- **Work instructions**
Each line containing the word "Analysis" needs to be copied.
— BEGIN —
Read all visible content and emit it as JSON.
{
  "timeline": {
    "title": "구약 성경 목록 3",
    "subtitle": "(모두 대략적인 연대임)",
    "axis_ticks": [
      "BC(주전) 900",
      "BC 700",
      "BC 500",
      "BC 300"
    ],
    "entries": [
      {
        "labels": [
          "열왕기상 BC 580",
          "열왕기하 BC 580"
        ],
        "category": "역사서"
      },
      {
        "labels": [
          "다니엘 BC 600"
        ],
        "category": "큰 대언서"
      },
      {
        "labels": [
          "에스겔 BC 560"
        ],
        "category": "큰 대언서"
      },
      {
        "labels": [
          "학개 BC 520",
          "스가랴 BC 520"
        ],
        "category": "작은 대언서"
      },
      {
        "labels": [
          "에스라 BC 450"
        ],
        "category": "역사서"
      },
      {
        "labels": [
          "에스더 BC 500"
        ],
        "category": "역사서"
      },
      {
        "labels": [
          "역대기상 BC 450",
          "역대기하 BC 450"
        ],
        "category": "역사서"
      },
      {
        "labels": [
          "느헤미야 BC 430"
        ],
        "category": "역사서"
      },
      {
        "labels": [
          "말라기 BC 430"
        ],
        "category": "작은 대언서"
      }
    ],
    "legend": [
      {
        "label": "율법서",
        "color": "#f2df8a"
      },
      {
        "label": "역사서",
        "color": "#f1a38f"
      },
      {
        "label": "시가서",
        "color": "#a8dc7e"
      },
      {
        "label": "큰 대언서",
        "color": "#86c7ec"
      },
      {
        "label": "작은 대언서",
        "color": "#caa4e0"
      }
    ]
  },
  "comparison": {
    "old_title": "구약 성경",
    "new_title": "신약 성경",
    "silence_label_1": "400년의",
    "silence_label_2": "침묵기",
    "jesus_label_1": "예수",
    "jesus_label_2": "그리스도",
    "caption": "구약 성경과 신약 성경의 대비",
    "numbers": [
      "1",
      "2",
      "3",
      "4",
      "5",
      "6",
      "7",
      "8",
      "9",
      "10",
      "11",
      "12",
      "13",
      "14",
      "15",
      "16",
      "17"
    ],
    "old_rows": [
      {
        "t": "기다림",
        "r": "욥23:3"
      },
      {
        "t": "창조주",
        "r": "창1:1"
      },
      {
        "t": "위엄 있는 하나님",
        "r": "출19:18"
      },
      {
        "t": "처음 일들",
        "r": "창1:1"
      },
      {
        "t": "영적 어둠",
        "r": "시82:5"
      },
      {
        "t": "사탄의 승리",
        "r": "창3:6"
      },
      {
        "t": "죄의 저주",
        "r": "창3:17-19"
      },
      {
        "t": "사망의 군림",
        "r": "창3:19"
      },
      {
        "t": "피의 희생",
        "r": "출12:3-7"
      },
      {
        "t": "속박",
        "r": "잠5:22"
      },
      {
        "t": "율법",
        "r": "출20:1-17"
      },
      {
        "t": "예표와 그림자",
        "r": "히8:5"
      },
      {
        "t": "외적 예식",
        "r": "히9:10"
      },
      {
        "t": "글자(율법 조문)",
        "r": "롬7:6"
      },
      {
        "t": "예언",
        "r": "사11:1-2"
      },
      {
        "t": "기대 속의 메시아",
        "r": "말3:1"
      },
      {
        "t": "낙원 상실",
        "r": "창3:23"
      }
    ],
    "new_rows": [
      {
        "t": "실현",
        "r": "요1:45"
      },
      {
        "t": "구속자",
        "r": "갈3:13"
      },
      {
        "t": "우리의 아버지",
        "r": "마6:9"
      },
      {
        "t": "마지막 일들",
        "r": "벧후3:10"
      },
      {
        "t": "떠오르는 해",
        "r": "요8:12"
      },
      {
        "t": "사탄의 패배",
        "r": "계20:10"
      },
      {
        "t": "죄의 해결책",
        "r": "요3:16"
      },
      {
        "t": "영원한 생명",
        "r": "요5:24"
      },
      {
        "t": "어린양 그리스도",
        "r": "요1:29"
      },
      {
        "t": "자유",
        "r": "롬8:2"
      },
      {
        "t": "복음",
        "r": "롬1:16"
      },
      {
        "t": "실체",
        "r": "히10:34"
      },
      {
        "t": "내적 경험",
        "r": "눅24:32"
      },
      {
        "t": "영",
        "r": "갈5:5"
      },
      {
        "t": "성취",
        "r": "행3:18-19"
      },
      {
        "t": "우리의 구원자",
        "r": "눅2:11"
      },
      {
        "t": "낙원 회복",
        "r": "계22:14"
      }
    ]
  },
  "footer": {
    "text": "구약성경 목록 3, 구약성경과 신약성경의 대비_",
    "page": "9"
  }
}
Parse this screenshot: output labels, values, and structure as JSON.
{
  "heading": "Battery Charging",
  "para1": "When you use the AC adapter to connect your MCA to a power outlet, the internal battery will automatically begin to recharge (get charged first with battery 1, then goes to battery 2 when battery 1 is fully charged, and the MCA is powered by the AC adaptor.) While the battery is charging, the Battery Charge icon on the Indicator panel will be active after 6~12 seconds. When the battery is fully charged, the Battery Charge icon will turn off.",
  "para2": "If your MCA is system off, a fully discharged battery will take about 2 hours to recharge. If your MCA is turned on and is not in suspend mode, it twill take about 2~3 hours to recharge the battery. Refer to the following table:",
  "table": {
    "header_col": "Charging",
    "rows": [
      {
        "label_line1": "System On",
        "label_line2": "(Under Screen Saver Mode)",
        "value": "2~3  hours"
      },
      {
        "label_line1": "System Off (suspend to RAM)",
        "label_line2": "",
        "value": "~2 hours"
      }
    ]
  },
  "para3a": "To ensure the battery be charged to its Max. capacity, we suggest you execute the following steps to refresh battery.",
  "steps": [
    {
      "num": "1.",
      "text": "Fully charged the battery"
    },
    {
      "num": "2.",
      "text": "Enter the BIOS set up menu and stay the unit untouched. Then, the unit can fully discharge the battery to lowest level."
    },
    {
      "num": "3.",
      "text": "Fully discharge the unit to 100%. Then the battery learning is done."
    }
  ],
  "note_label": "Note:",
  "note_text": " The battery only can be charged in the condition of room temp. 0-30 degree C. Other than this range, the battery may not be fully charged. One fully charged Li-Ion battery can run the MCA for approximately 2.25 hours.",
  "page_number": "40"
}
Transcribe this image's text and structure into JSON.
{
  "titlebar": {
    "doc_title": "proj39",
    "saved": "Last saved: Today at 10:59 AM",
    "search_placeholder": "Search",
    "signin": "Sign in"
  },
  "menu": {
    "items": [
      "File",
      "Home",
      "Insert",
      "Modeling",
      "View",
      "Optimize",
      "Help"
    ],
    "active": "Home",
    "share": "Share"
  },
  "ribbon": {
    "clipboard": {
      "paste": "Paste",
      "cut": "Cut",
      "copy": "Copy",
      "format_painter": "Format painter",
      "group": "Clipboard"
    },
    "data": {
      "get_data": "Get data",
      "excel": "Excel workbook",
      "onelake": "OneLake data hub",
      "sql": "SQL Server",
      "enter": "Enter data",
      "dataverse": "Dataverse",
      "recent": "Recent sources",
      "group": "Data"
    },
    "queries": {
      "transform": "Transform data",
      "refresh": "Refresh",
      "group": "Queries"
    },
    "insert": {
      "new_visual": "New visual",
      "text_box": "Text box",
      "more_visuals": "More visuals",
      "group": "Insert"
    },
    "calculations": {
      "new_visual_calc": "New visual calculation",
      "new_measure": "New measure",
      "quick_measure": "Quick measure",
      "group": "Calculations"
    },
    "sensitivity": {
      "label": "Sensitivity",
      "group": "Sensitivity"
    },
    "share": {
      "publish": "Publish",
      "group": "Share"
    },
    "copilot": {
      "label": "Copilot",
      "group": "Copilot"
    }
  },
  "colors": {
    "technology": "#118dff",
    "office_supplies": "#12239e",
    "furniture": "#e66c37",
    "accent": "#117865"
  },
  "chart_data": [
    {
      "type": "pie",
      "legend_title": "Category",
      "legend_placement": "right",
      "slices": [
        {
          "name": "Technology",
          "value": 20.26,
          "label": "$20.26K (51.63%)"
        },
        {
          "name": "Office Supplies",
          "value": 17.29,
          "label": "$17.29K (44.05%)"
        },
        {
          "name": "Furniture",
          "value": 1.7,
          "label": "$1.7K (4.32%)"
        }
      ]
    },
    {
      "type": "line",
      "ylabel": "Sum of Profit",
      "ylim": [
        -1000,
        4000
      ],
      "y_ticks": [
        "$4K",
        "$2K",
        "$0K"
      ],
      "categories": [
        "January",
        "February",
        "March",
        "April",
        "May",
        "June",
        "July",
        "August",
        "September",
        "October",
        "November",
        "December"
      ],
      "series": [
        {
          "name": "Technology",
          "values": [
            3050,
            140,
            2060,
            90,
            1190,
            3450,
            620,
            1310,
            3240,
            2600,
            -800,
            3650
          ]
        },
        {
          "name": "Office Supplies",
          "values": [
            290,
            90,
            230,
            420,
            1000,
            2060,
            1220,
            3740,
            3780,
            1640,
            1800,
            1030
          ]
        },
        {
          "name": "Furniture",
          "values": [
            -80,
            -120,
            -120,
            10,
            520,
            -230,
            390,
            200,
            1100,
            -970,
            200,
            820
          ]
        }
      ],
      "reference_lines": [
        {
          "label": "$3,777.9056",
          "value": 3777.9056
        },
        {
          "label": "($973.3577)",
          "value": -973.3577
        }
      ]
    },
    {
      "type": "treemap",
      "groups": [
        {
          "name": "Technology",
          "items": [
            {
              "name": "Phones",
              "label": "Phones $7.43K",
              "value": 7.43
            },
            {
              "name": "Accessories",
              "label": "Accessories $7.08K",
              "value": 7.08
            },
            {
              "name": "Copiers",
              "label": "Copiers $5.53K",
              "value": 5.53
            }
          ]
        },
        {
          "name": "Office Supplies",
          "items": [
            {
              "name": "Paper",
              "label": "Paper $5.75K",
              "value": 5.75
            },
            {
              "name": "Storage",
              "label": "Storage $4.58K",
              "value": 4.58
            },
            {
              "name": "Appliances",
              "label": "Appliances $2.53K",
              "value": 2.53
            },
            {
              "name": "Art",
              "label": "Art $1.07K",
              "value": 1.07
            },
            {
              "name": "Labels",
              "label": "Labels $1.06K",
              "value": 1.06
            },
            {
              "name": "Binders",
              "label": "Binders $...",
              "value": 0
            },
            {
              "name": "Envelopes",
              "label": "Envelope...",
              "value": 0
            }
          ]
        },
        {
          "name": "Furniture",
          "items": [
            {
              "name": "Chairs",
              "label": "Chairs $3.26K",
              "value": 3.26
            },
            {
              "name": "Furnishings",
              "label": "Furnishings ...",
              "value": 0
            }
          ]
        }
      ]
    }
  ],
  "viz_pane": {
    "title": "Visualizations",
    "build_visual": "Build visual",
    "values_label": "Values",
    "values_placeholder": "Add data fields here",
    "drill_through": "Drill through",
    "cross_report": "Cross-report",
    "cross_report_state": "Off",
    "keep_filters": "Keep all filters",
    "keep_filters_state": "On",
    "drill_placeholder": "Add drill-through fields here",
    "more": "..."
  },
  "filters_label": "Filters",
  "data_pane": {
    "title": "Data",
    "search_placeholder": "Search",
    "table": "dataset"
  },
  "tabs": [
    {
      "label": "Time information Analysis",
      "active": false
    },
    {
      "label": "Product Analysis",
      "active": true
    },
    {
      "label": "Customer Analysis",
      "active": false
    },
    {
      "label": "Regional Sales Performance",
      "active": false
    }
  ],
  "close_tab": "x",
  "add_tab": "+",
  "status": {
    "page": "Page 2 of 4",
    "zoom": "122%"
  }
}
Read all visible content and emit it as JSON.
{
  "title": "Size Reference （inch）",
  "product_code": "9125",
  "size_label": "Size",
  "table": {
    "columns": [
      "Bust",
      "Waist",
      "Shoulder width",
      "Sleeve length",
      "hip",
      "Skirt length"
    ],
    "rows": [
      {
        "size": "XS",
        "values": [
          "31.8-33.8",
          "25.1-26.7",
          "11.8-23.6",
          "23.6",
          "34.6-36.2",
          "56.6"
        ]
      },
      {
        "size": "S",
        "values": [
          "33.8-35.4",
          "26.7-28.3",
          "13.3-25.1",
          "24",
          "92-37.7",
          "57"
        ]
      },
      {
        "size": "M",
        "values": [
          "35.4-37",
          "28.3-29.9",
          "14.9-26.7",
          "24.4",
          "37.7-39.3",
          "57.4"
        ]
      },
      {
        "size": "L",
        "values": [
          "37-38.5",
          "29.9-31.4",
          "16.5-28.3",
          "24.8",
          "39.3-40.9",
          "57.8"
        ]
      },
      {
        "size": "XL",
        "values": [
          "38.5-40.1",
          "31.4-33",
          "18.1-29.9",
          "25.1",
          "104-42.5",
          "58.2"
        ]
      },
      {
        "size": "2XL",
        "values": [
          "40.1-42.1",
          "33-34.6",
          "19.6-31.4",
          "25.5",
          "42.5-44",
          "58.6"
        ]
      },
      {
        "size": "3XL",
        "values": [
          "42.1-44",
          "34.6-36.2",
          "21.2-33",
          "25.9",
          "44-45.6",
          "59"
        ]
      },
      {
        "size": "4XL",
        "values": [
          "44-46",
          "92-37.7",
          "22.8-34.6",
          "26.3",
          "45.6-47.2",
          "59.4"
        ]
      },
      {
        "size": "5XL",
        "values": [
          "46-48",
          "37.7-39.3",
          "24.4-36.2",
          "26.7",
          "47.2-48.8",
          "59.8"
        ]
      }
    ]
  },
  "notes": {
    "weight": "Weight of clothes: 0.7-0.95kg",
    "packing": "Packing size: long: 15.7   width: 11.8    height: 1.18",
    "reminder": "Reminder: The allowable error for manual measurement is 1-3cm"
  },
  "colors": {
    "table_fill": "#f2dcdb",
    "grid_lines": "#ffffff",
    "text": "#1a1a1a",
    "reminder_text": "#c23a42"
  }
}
— END —
- **The output**
      "label": "Time information Analysis",
      "label": "Product Analysis",
      "label": "Customer Analysis",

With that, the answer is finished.